--- Start ---

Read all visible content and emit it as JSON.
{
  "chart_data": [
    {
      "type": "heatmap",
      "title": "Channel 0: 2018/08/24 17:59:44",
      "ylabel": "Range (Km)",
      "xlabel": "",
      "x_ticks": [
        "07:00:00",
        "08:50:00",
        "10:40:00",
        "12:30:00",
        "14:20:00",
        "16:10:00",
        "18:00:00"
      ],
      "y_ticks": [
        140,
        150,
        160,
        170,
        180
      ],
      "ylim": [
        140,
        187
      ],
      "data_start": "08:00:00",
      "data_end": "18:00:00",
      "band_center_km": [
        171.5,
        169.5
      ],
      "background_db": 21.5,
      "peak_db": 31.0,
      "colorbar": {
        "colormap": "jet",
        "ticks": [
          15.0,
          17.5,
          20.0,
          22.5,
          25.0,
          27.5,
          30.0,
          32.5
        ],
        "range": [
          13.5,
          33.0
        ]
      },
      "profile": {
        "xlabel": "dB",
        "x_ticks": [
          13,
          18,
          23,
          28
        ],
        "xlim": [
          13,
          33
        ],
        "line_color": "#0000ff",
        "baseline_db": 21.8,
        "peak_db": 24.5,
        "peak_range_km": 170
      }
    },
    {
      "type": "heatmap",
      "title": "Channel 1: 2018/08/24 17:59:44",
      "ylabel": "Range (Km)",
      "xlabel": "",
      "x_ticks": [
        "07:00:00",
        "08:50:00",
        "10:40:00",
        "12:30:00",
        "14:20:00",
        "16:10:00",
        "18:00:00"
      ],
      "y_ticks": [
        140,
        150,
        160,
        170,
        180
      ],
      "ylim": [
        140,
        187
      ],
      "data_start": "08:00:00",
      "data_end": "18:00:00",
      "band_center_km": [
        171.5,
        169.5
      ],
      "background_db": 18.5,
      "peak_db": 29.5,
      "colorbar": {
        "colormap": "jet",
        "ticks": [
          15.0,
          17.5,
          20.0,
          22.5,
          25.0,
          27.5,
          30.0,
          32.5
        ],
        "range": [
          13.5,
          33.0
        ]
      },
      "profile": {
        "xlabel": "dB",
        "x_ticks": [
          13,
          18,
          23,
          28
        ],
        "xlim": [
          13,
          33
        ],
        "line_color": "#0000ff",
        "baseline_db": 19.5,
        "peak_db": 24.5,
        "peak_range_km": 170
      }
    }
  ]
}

--- End ---

TO DO ::
From the listing above, reproduce all the lines exactly.

WRITTEN ANSWER ::
Read all visible content and emit it as JSON.
{
  "chart_data": [
    {
      "type": "heatmap",
      "title": "Channel 0: 2018/08/24 17:59:44",
      "ylabel": "Range (Km)",
      "xlabel": "",
      "x_ticks": [
        "07:00:00",
        "08:50:00",
        "10:40:00",
        "12:30:00",
        "14:20:00",
        "16:10:00",
        "18:00:00"
      ],
      "y_ticks": [
        140,
        150,
        160,
        170,
        180
      ],
      "ylim": [
        140,
        187
      ],
      "data_start": "08:00:00",
      "data_end": "18:00:00",
      "band_center_km": [
        171.5,
        169.5
      ],
      "background_db": 21.5,
      "peak_db": 31.0,
      "colorbar": {
        "colormap": "jet",
        "ticks": [
          15.0,
          17.5,
          20.0,
          22.5,
          25.0,
          27.5,
          30.0,
          32.5
        ],
        "range": [
          13.5,
          33.0
        ]
      },
      "profile": {
        "xlabel": "dB",
        "x_ticks": [
          13,
          18,
          23,
          28
        ],
        "xlim": [
          13,
          33
        ],
        "line_color": "#0000ff",
        "baseline_db": 21.8,
        "peak_db": 24.5,
        "peak_range_km": 170
      }
    },
    {
      "type": "heatmap",
      "title": "Channel 1: 2018/08/24 17:59:44",
      "ylabel": "Range (Km)",
      "xlabel": "",
      "x_ticks": [
        "07:00:00",
        "08:50:00",
        "10:40:00",
        "12:30:00",
        "14:20:00",
        "16:10:00",
        "18:00:00"
      ],
      "y_ticks": [
        140,
        150,
        160,
        170,
        180
      ],
      "ylim": [
        140,
        187
      ],
      "data_start": "08:00:00",
      "data_end": "18:00:00",
      "band_center_km": [
        171.5,
        169.5
      ],
      "background_db": 18.5,
      "peak_db": 29.5,
      "colorbar": {
        "colormap": "jet",
        "ticks": [
          15.0,
          17.5,
          20.0,
          22.5,
          25.0,
          27.5,
          30.0,
          32.5
        ],
        "range": [
          13.5,
          33.0
        ]
      },
      "profile": {
        "xlabel": "dB",
        "x_ticks": [
          13,
          18,
          23,
          28
        ],
        "xlim": [
          13,
          33
        ],
        "line_color": "#0000ff",
        "baseline_db": 19.5,
        "peak_db": 24.5,
        "peak_range_km": 170
      }
    }
  ]
}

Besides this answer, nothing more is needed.